- YOUR INSTRUCTIONS: Exactly reproduce the lines from the line that has "Convert this document image to plain text." down to the last line of the entries, inclusive.

-- Start GIVEN DATA --

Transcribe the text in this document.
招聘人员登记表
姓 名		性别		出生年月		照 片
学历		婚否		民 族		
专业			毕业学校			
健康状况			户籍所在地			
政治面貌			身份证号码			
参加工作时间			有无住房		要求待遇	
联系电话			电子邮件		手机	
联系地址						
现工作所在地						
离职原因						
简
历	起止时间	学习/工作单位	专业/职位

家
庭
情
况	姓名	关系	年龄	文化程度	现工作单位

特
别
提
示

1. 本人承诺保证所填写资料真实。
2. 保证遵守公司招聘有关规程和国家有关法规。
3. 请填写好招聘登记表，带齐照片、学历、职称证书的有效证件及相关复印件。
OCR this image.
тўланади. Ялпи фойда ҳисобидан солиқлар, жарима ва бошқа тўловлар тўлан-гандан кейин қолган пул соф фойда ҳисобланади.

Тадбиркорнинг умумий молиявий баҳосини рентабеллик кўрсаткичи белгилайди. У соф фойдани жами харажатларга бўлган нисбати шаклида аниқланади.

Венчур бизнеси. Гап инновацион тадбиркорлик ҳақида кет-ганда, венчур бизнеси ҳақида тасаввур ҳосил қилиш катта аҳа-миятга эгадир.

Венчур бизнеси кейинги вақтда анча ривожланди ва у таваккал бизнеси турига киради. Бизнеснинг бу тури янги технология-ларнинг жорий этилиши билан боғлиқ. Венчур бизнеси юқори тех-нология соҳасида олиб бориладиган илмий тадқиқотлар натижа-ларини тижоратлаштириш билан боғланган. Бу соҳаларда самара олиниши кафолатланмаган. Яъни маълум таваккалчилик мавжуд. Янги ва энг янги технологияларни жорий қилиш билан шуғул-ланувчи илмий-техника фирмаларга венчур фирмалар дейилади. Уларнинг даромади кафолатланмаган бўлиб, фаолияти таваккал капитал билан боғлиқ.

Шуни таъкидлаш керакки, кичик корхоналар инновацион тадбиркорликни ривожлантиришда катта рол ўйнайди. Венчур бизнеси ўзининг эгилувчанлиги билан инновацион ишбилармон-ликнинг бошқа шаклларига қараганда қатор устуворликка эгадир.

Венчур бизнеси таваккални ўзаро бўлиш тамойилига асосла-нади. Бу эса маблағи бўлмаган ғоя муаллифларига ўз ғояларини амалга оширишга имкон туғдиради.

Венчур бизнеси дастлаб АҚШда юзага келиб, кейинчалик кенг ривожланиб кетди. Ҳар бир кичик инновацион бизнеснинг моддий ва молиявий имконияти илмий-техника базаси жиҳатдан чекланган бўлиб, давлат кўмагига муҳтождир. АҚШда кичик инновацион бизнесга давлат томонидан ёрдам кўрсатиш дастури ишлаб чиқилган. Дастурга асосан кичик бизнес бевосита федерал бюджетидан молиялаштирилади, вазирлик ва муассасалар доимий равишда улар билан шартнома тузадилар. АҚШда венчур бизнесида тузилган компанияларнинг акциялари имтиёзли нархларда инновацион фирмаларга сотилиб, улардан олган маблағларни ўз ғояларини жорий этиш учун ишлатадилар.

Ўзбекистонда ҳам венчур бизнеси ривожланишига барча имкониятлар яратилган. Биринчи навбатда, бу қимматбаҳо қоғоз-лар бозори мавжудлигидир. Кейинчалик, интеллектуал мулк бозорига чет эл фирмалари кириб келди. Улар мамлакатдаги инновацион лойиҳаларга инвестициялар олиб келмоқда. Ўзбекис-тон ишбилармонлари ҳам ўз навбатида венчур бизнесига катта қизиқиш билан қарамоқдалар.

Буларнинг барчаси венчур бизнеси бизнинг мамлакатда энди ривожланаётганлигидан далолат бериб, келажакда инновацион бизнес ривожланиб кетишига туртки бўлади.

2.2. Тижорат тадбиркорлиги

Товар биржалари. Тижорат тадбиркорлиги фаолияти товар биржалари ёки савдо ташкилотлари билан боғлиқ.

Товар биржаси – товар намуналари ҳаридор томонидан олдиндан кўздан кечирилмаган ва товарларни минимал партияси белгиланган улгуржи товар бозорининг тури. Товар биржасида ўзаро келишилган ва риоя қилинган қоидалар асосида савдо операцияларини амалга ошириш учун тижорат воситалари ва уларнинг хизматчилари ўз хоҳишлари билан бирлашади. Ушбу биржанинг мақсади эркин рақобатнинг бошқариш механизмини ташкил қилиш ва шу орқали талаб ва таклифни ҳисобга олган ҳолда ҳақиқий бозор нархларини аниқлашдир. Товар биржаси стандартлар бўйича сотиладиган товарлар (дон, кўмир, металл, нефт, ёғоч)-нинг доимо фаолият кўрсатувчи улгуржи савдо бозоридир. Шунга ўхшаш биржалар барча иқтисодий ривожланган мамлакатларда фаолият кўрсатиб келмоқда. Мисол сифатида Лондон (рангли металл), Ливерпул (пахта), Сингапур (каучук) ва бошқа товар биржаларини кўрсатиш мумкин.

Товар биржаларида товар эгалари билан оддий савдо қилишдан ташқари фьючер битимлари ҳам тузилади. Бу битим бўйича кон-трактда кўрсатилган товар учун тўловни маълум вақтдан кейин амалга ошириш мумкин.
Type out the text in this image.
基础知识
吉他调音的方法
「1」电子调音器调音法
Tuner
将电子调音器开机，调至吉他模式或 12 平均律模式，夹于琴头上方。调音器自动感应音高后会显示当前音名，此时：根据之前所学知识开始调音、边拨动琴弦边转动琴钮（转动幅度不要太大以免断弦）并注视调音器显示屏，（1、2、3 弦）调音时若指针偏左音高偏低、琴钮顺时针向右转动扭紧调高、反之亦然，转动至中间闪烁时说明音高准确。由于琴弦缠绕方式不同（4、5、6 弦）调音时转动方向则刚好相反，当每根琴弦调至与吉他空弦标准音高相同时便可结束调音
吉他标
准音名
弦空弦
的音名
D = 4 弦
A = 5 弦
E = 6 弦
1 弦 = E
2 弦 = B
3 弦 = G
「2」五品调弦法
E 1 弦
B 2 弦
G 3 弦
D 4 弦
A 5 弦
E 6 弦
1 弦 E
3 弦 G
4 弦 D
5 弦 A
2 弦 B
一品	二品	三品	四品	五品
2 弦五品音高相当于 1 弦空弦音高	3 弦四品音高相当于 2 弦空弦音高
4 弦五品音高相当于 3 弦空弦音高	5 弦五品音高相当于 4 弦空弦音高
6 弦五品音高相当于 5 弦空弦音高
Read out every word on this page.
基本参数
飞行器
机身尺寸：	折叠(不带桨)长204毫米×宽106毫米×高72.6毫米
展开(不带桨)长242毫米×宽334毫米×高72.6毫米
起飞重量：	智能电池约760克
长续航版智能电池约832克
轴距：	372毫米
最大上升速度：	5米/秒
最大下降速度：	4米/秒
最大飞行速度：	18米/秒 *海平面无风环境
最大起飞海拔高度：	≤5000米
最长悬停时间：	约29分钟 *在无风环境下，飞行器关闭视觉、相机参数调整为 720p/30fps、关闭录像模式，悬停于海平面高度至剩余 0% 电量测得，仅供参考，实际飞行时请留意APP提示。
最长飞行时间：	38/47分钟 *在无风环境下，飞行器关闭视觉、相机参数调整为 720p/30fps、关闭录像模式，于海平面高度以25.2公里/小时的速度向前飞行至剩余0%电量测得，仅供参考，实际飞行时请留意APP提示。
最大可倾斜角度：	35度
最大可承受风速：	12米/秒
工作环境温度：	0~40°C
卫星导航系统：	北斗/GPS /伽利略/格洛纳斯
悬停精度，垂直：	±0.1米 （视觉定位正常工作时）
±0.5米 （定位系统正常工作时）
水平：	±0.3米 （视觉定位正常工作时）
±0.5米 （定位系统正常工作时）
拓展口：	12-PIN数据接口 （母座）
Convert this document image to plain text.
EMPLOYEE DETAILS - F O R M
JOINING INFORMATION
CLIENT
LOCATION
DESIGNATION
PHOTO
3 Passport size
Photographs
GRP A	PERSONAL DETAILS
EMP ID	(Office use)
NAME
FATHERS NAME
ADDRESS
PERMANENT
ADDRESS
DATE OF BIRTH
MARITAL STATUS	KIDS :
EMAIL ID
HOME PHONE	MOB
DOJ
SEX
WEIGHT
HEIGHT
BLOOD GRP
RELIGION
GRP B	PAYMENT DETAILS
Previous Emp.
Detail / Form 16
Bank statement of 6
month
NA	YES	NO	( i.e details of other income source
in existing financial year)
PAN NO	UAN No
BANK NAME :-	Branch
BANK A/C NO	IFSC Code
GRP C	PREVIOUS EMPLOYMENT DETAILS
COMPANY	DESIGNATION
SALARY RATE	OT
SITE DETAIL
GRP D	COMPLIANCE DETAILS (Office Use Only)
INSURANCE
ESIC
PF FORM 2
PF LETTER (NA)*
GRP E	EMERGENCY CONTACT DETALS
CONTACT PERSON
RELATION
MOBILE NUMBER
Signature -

-- End GIVEN DATA --

- WRITTEN SOLUTION:
Convert this document image to plain text.
EMPLOYEE DETAILS - F O R M
JOINING INFORMATION
CLIENT
LOCATION
DESIGNATION
PHOTO
3 Passport size
Photographs
GRP A	PERSONAL DETAILS
EMP ID	(Office use)
NAME
FATHERS NAME
ADDRESS
PERMANENT
ADDRESS
DATE OF BIRTH
MARITAL STATUS	KIDS :
EMAIL ID
HOME PHONE	MOB
DOJ
SEX
WEIGHT
HEIGHT
BLOOD GRP
RELIGION
GRP B	PAYMENT DETAILS
Previous Emp.
Detail / Form 16
Bank statement of 6
month
NA	YES	NO	( i.e details of other income source
in existing financial year)
PAN NO	UAN No
BANK NAME :-	Branch
BANK A/C NO	IFSC Code
GRP C	PREVIOUS EMPLOYMENT DETAILS
COMPANY	DESIGNATION
SALARY RATE	OT
SITE DETAIL
GRP D	COMPLIANCE DETAILS (Office Use Only)
INSURANCE
ESIC
PF FORM 2
PF LETTER (NA)*
GRP E	EMERGENCY CONTACT DETALS
CONTACT PERSON
RELATION
MOBILE NUMBER
Signature -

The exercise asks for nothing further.